[Data entries]
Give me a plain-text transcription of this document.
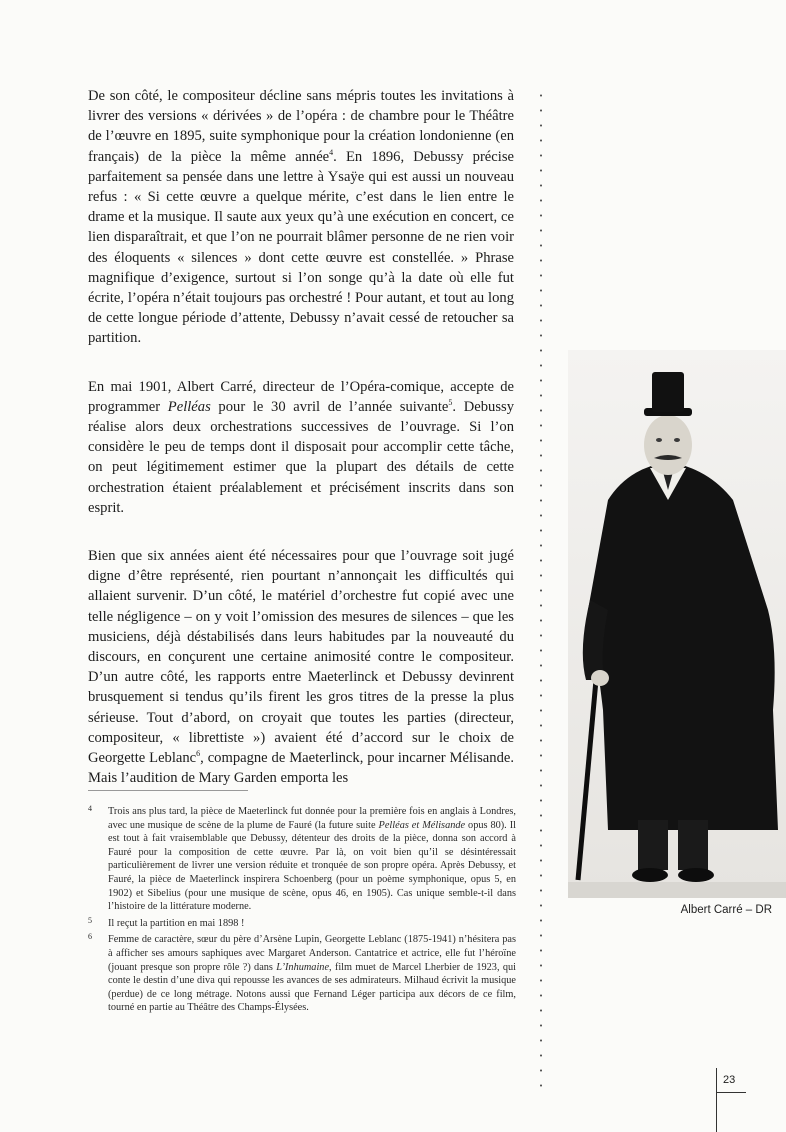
De son côté, le compositeur décline sans mépris toutes les invitations à livrer des versions « dérivées » de l’opéra : de chambre pour le Théâtre de l’œuvre en 1895, suite symphonique pour la création londonienne (en français) de la pièce la même année$^4$. En 1896, Debussy précise parfaitement sa pensée dans une lettre à Ysaÿe qui est aussi un nouveau refus : « Si cette œuvre a quelque mérite, c’est dans le lien entre le drame et la musique. Il saute aux yeux qu’à une exécution en concert, ce lien disparaîtrait, et que l’on ne pourrait blâmer personne de ne rien voir des éloquents « silences » dont cette œuvre est constellée. » Phrase magnifique d’exigence, surtout si l’on songe qu’à la date où elle fut écrite, l’opéra n’était toujours pas orchestré ! Pour autant, et tout au long de cette longue période d’attente, Debussy n’avait cessé de retoucher sa partition.

En mai 1901, Albert Carré, directeur de l’Opéra-comique, accepte de programmer Pelléas pour le 30 avril de l’année suivante$^5$. Debussy réalise alors deux orchestrations successives de l’ouvrage. Si l’on considère le peu de temps dont il disposait pour accomplir cette tâche, on peut légitimement estimer que la plupart des détails de cette orchestration étaient préalablement et précisément inscrits dans son esprit.

Bien que six années aient été nécessaires pour que l’ouvrage soit jugé digne d’être représenté, rien pourtant n’annonçait les difficultés qui allaient survenir. D’un côté, le matériel d’orchestre fut copié avec une telle négligence – on y voit l’omission des mesures de silences – que les musiciens, déjà déstabilisés dans leurs habitudes par la nouveauté du discours, en conçurent une certaine animosité contre le compositeur. D’un autre côté, les rapports entre Maeterlinck et Debussy devinrent brusquement si tendus qu’ils firent les gros titres de la presse la plus sérieuse. Tout d’abord, on croyait que toutes les parties (directeur, compositeur, « librettiste ») avaient été d’accord sur le choix de Georgette Leblanc$^6$, compagne de Maeterlinck, pour incarner Mélisande. Mais l’audition de Mary Garden emporta les

Albert Carré – DR
4 Trois ans plus tard, la pièce de Maeterlinck fut donnée pour la première fois en anglais à Londres, avec une musique de scène de la plume de Fauré (la future suite Pelléas et Mélisande opus 80). Il est tout à fait vraisemblable que Debussy, détenteur des droits de la pièce, donna son accord à Fauré pour la composition de cette œuvre. Par là, on voit bien qu’il se désintéressait particulièrement de livrer une version réduite et tronquée de son propre opéra. Après Debussy, et Fauré, la pièce de Maeterlinck inspirera Schoenberg (pour un poème symphonique, opus 5, en 1902) et Sibelius (pour une musique de scène, opus 46, en 1905). Cas unique semble-t-il dans l’histoire de la littérature moderne.
5 Il reçut la partition en mai 1898 !
6 Femme de caractère, sœur du père d’Arsène Lupin, Georgette Leblanc (1875-1941) n’hésitera pas à afficher ses amours saphiques avec Margaret Anderson. Cantatrice et actrice, elle fut l’héroïne (jouant presque son propre rôle ?) dans L’Inhumaine, film muet de Marcel Lherbier de 1923, qui conte le destin d’une diva qui repousse les avances de ses admirateurs. Milhaud écrivit la musique (perdue) de ce long métrage. Notons aussi que Fernand Léger participa aux décors de ce film, tourné en partie au Théâtre des Champs-Élysées.
23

◆ WHAT TO WORK ON ◆
Reproduce each entry verbatim, excluding any embedded images.

◆ RIGHT ANSWER ◆
Give me a plain-text transcription of this document.
De son côté, le compositeur décline sans mépris toutes les invitations à livrer des versions « dérivées » de l’opéra : de chambre pour le Théâtre de l’œuvre en 1895, suite symphonique pour la création londonienne (en français) de la pièce la même année$^4$. En 1896, Debussy précise parfaitement sa pensée dans une lettre à Ysaÿe qui est aussi un nouveau refus : « Si cette œuvre a quelque mérite, c’est dans le lien entre le drame et la musique. Il saute aux yeux qu’à une exécution en concert, ce lien disparaîtrait, et que l’on ne pourrait blâmer personne de ne rien voir des éloquents « silences » dont cette œuvre est constellée. » Phrase magnifique d’exigence, surtout si l’on songe qu’à la date où elle fut écrite, l’opéra n’était toujours pas orchestré ! Pour autant, et tout au long de cette longue période d’attente, Debussy n’avait cessé de retoucher sa partition.

En mai 1901, Albert Carré, directeur de l’Opéra-comique, accepte de programmer Pelléas pour le 30 avril de l’année suivante$^5$. Debussy réalise alors deux orchestrations successives de l’ouvrage. Si l’on considère le peu de temps dont il disposait pour accomplir cette tâche, on peut légitimement estimer que la plupart des détails de cette orchestration étaient préalablement et précisément inscrits dans son esprit.

Bien que six années aient été nécessaires pour que l’ouvrage soit jugé digne d’être représenté, rien pourtant n’annonçait les difficultés qui allaient survenir. D’un côté, le matériel d’orchestre fut copié avec une telle négligence – on y voit l’omission des mesures de silences – que les musiciens, déjà déstabilisés dans leurs habitudes par la nouveauté du discours, en conçurent une certaine animosité contre le compositeur. D’un autre côté, les rapports entre Maeterlinck et Debussy devinrent brusquement si tendus qu’ils firent les gros titres de la presse la plus sérieuse. Tout d’abord, on croyait que toutes les parties (directeur, compositeur, « librettiste ») avaient été d’accord sur le choix de Georgette Leblanc$^6$, compagne de Maeterlinck, pour incarner Mélisande. Mais l’audition de Mary Garden emporta les

Albert Carré – DR
4 Trois ans plus tard, la pièce de Maeterlinck fut donnée pour la première fois en anglais à Londres, avec une musique de scène de la plume de Fauré (la future suite Pelléas et Mélisande opus 80). Il est tout à fait vraisemblable que Debussy, détenteur des droits de la pièce, donna son accord à Fauré pour la composition de cette œuvre. Par là, on voit bien qu’il se désintéressait particulièrement de livrer une version réduite et tronquée de son propre opéra. Après Debussy, et Fauré, la pièce de Maeterlinck inspirera Schoenberg (pour un poème symphonique, opus 5, en 1902) et Sibelius (pour une musique de scène, opus 46, en 1905). Cas unique semble-t-il dans l’histoire de la littérature moderne.
5 Il reçut la partition en mai 1898 !
6 Femme de caractère, sœur du père d’Arsène Lupin, Georgette Leblanc (1875-1941) n’hésitera pas à afficher ses amours saphiques avec Margaret Anderson. Cantatrice et actrice, elle fut l’héroïne (jouant presque son propre rôle ?) dans L’Inhumaine, film muet de Marcel Lherbier de 1923, qui conte le destin d’une diva qui repousse les avances de ses admirateurs. Milhaud écrivit la musique (perdue) de ce long métrage. Notons aussi que Fernand Léger participa aux décors de ce film, tourné en partie au Théâtre des Champs-Élysées.
23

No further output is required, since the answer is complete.